What you have to do
Go through the listing below and gather every line with the word "West".

* Begin Dataset excerpts *

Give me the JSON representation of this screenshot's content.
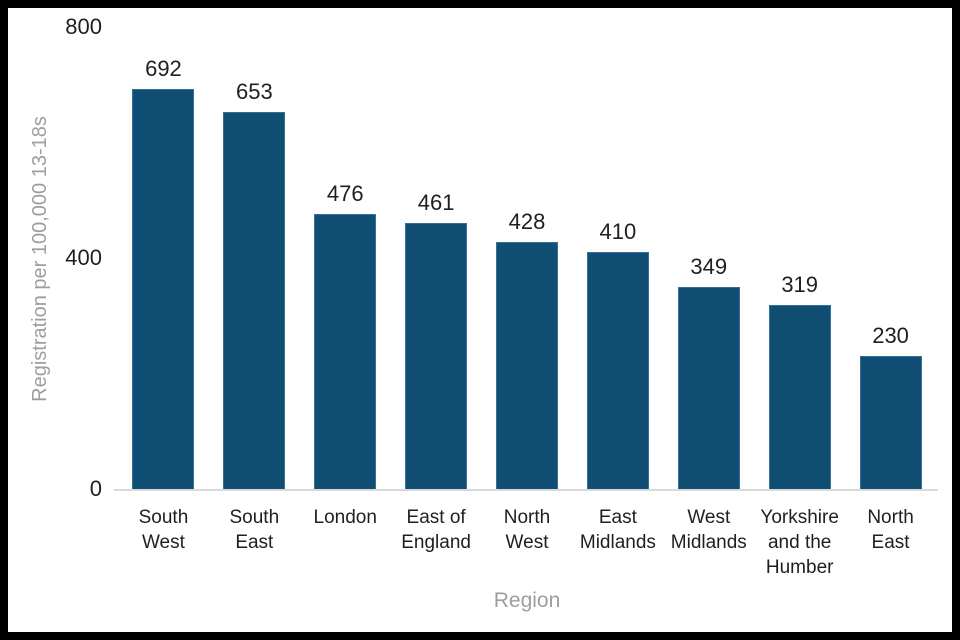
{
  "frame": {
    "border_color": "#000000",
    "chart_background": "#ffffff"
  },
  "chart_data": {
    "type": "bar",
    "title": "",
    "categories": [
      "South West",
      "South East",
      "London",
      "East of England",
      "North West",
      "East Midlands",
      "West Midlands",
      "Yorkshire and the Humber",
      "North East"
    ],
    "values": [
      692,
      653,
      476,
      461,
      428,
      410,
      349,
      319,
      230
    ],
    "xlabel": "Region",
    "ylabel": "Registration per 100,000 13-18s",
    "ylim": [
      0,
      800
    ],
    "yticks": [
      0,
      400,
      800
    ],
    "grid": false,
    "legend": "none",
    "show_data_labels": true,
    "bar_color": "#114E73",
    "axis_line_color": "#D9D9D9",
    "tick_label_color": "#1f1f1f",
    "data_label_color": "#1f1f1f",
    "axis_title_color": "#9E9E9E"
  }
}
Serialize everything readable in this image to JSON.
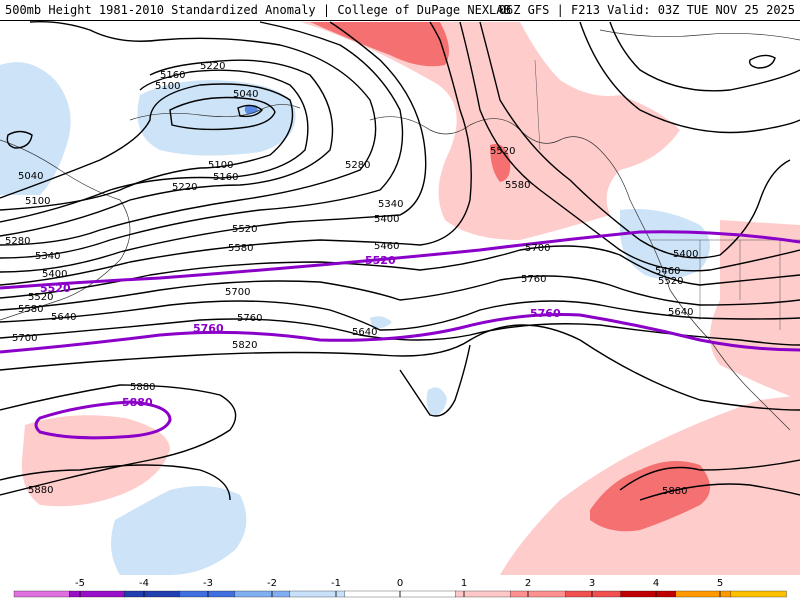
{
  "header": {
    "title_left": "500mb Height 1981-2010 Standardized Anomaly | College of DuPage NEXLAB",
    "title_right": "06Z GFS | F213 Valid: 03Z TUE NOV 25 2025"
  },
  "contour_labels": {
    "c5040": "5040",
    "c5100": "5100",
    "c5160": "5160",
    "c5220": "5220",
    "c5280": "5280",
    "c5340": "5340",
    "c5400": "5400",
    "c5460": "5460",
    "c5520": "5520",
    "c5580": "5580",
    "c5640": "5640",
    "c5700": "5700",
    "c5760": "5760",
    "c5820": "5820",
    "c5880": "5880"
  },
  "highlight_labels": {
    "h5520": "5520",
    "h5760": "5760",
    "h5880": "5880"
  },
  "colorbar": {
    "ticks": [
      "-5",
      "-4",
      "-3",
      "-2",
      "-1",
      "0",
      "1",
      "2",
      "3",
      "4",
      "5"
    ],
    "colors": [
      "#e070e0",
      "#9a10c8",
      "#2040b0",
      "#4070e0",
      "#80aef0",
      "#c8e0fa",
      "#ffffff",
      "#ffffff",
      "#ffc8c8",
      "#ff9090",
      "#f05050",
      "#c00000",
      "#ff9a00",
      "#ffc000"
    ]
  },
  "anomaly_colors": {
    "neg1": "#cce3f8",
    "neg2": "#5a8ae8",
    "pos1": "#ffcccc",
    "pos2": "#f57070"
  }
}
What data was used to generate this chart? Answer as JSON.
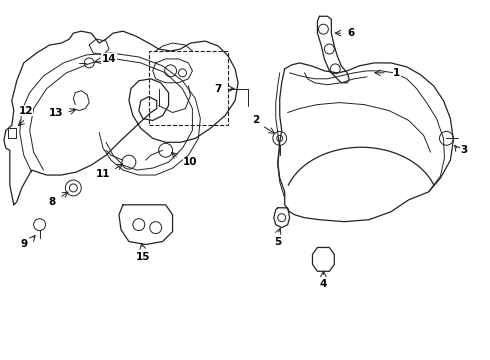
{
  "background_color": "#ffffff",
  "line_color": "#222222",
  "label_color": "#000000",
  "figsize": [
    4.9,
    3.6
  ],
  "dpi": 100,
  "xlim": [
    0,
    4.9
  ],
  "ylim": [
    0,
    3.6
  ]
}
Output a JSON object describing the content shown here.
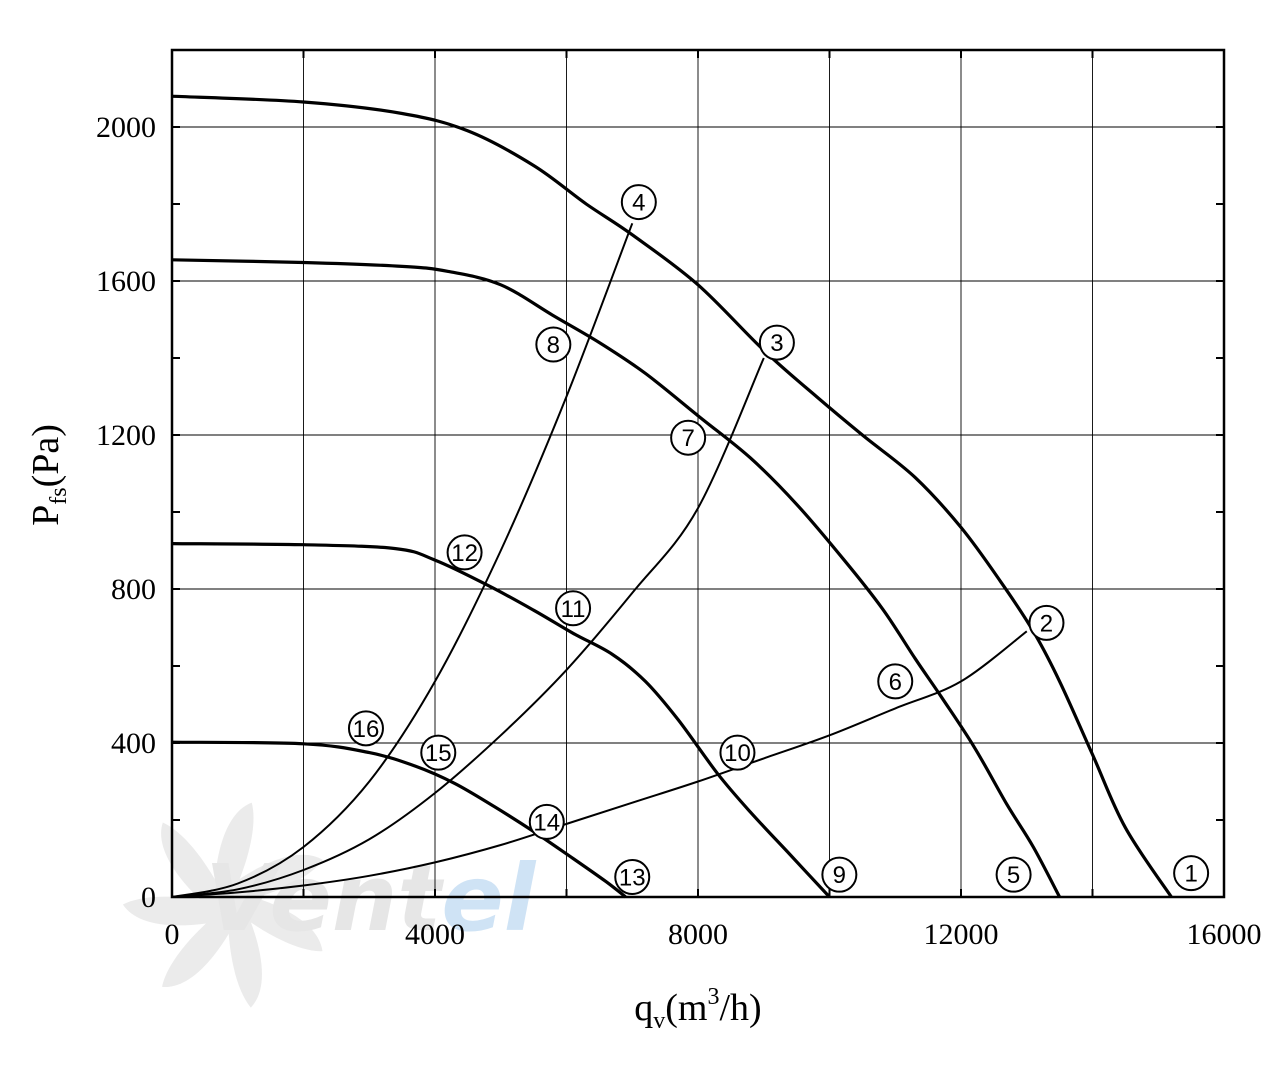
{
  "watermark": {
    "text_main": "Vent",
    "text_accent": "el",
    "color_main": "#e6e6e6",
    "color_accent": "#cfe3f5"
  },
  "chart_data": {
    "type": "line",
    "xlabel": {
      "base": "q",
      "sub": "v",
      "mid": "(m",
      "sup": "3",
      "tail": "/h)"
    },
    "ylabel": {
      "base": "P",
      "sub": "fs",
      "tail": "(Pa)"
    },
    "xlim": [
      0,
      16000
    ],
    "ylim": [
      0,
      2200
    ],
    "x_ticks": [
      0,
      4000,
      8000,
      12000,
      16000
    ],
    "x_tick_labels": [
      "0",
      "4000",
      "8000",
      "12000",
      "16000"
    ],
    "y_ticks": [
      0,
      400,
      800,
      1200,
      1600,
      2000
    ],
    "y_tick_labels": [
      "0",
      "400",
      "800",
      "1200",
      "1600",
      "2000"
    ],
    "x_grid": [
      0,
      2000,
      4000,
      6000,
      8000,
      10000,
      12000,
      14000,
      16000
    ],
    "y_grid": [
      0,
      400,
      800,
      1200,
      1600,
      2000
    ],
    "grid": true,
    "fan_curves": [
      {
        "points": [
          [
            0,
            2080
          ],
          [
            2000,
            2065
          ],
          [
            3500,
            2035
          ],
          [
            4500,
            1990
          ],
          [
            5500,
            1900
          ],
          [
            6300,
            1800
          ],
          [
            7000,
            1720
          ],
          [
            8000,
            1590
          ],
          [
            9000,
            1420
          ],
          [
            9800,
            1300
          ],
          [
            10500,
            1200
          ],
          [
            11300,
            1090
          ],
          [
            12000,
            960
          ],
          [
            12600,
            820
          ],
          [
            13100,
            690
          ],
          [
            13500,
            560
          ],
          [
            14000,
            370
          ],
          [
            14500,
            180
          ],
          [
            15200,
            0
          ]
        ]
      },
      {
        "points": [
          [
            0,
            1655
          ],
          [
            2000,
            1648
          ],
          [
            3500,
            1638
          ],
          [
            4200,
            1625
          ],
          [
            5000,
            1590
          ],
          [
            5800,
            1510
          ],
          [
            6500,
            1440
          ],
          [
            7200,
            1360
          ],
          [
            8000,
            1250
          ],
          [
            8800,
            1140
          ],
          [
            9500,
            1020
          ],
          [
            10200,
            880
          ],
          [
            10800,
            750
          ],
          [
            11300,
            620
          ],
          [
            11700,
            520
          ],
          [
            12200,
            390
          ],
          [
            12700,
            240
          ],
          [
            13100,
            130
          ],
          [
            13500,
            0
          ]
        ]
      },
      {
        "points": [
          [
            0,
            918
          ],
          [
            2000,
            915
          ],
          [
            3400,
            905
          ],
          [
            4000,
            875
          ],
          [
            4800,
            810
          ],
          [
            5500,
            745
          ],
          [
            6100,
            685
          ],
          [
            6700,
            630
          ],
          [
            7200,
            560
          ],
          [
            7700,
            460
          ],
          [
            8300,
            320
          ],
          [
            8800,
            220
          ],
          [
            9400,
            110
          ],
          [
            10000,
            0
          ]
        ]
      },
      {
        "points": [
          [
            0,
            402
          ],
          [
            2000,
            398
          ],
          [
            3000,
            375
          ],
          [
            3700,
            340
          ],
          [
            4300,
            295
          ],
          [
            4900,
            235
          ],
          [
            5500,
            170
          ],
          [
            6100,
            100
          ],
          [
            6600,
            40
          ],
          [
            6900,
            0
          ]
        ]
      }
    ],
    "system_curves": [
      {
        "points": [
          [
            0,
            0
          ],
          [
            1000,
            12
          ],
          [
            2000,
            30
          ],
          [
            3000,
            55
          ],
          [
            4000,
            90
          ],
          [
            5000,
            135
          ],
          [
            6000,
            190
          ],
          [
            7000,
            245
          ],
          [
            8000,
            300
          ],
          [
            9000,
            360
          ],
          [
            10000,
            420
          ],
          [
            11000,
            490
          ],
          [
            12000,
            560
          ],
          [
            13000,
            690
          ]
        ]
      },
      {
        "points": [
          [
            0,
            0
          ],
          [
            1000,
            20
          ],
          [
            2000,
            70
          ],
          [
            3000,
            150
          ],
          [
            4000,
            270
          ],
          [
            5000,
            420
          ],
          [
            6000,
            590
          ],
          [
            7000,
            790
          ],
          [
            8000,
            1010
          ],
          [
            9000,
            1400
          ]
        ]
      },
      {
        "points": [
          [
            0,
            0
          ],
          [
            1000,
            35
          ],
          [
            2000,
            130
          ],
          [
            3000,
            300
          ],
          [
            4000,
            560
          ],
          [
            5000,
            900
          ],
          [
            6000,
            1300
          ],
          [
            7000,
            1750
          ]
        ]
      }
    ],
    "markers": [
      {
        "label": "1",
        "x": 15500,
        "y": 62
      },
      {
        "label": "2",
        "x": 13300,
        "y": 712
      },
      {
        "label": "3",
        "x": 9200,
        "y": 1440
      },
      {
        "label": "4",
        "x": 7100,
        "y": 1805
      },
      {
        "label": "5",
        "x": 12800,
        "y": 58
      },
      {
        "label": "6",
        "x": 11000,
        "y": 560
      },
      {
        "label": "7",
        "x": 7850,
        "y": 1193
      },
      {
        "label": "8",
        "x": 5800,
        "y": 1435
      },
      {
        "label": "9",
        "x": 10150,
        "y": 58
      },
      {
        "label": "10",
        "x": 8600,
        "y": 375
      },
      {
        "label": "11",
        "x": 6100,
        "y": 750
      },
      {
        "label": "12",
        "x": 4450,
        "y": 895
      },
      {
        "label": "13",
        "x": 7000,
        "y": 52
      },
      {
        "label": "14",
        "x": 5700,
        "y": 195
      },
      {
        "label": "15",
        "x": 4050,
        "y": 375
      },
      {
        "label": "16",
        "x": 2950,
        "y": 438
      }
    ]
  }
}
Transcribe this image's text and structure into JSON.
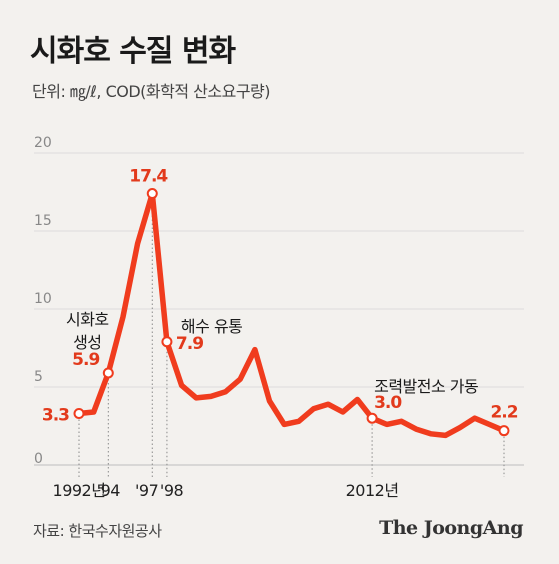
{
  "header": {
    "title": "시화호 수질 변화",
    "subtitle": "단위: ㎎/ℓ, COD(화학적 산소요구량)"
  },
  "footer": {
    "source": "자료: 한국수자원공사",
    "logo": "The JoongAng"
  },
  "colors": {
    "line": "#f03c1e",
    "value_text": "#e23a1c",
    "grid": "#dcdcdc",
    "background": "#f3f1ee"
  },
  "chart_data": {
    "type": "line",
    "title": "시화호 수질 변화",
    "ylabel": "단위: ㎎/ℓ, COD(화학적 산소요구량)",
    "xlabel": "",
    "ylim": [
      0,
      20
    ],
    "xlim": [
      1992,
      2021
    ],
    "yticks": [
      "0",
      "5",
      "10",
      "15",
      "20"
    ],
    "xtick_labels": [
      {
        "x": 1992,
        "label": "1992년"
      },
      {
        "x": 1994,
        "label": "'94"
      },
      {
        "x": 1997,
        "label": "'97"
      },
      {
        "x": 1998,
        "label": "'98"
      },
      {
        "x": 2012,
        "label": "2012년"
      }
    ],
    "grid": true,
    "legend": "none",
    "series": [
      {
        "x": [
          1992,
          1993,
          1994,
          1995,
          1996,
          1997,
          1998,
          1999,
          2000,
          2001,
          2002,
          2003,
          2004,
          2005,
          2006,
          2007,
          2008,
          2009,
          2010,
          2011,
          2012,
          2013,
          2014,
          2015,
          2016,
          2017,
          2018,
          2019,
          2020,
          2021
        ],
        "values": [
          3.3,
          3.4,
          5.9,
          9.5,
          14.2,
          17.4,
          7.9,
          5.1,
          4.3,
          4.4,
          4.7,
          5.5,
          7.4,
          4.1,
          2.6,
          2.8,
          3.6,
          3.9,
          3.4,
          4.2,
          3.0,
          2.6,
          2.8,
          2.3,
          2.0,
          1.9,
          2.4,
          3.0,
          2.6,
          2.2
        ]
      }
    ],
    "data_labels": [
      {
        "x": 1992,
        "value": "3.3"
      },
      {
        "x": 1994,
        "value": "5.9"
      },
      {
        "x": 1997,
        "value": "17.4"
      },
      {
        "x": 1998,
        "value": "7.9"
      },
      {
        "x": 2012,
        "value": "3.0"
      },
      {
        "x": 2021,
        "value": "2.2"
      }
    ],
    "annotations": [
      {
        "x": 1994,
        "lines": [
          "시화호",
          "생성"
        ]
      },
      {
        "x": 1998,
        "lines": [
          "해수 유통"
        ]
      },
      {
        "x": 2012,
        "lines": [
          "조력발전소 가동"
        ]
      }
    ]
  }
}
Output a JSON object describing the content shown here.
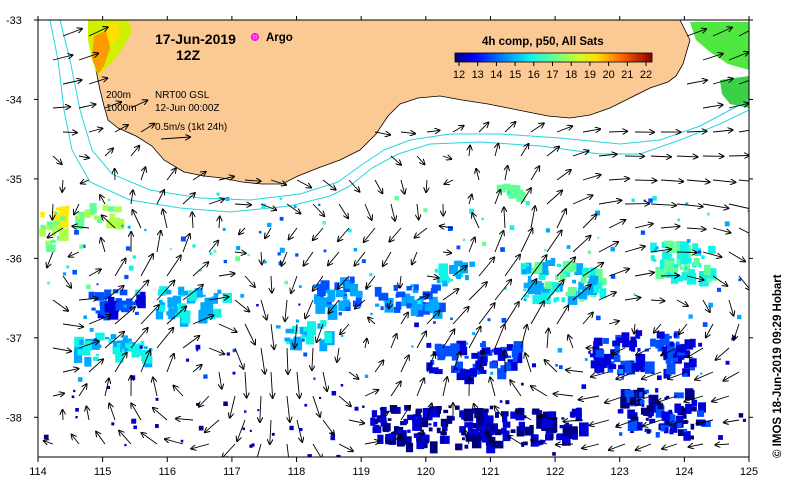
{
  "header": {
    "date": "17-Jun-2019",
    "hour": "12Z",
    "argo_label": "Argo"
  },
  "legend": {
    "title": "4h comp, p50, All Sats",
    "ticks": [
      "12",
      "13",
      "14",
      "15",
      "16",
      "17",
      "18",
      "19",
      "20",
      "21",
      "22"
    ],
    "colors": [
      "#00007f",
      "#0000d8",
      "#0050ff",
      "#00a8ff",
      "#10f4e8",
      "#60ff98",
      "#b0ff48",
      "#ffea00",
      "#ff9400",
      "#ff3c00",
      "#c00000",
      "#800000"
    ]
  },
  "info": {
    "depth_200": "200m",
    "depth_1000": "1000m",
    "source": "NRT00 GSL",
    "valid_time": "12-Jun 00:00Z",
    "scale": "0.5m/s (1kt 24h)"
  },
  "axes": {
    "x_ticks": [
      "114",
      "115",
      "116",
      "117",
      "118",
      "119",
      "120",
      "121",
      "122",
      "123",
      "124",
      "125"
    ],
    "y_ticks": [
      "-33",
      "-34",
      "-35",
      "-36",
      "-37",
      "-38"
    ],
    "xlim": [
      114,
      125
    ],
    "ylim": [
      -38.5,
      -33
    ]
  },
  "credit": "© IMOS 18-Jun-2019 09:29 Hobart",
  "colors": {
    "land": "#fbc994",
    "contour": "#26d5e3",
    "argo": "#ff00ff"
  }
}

* End Dataset excerpts *

Correct answer
      "South West",
      "North West",
      "West Midlands",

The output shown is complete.